Home › Forums › FABRIC General Questions and Discussion › Bmv2 max performance in FABRIC
Tagged: Bmv2, Performance, Throughput
- This topic has 11 replies, 3 voices, and was last updated 1 year, 1 month ago by Elie Kfoury.
-
AuthorPosts
-
September 18, 2023 at 11:46 am #5331
Hi,
I was looking at the following Fabric document: https://github.com/fabric-testbed/jupyter-examples/blob/main/fabric_examples/complex_recipes/p4_labs_bmv2/lab1_creating_a_slice_with_a_P4_switch.ipynb
There is a section about high performance towards the end, and it mentioned it could achieve a speed of ~1Gbps using Bmv2. However when I tried it on my Fabric instance, I can get only upto ~160Mbps before packets start to drop.
As the doc mentioned, I disabled all logging while building the Bmv2 switch binary and have run the ‘disable-offload.sh’ script and verified that the offloads have been turned off.A. Could you please elaborate on how a throughput close to 1Gbps was achieved ? I would like to recreate this performance in my fabric setup.
1) What kind of network connections were used (L2STS etc.) ?
2) How many cores and main memory were assigned for the switch VM ?
3) Was it using a shared NIC or smart NIC ? No.of hardware queues ?
4) UDP or TCP payload?
5) Size of the packet ?

◆ SOURCE EXCERPT:
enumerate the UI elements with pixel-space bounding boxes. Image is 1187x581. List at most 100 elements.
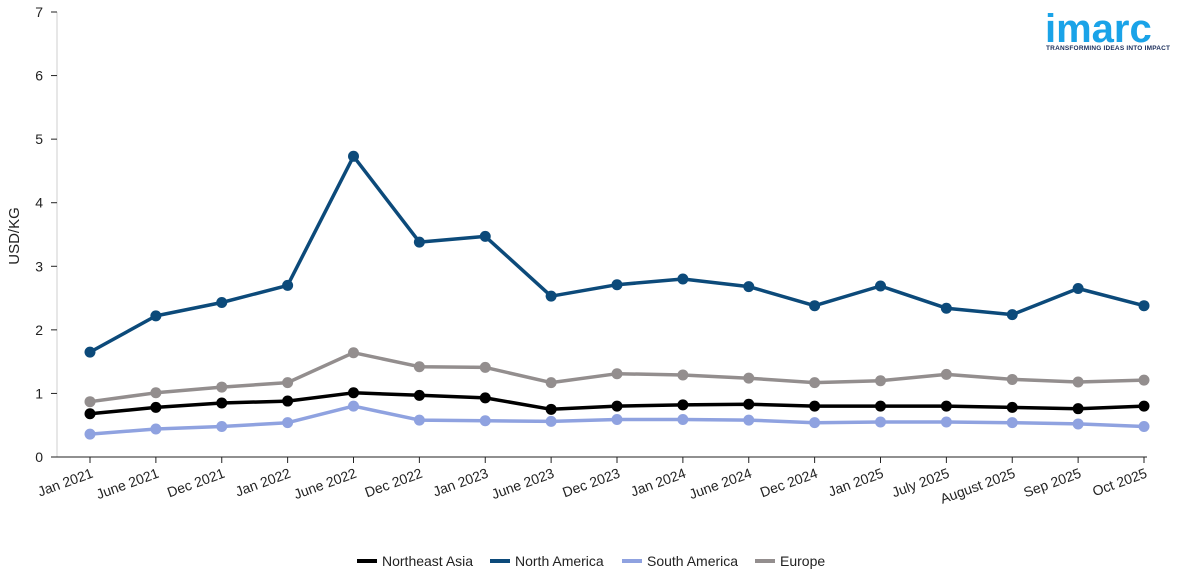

◆ JOB 1: From the Bmv2 forum thread, write out the passage that begins with the words containing "As the doc mentioned, I" and ends with "my fabric setup.".
◆ JOB 2: Condense the paragraph of the Bmv2 forum thread that begins "There is a section about high performance" into one shorter sentence that keeps its main facts.
◆ JOB 3: Continue the Bmv2 forum thread from its last line.
The material after the Bmv2 forum thread stands apart from it.

◆ FINAL RESULT 1:
As the doc mentioned, I disabled all logging while building the Bmv2 switch binary and have run the ‘disable-offload.sh’ script and verified that the offloads have been turned off.A. Could you please elaborate on how a throughput close to 1Gbps was achieved ? I would like to recreate this performance in my fabric setup.

◆ FINAL RESULT 2: The document's high-performance section claims Bmv2 can reach about 1 Gbps, but on the poster's FABRIC instance packets began dropping at around 160 Mbps.

◆ FINAL RESULT 3:
6) Any process scheduling alterations (e.g. nice values or cpu pinning? )B. Could you explain how disabling hardware offloads can increase the speed. It seems counter-intuitive. Is it because of the VM hypervisor or is there some other dependency?
September 18, 2023 at 1:14 pm #5333I tried the same example, after tuning up the servers and the switch I am getting max of “3.17 Gbits/sec” and average 709 Mbits/s.
Server configs :
server1 = slice.add_node(name=”server1″,
site=site1,
cores=8,
ram=16,
disk=500,
image=’default_ubuntu_20′)server2 = slice.add_node(name=”server2″,
site=site3,
cores=8,
ram=16,
disk=500,
image=’default_ubuntu_20′)Switch config :
switch = slice.add_node(name=”switch”,
site=site2,
cores=32,
ram=16,
disk=40,
image=’default_ubuntu_20′)The results are attached.
Kind regards,
Nagmat
- This reply was modified 1 year, 2 months ago by Nagmat Nazarov.
- This reply was modified 1 year, 2 months ago by Nagmat Nazarov.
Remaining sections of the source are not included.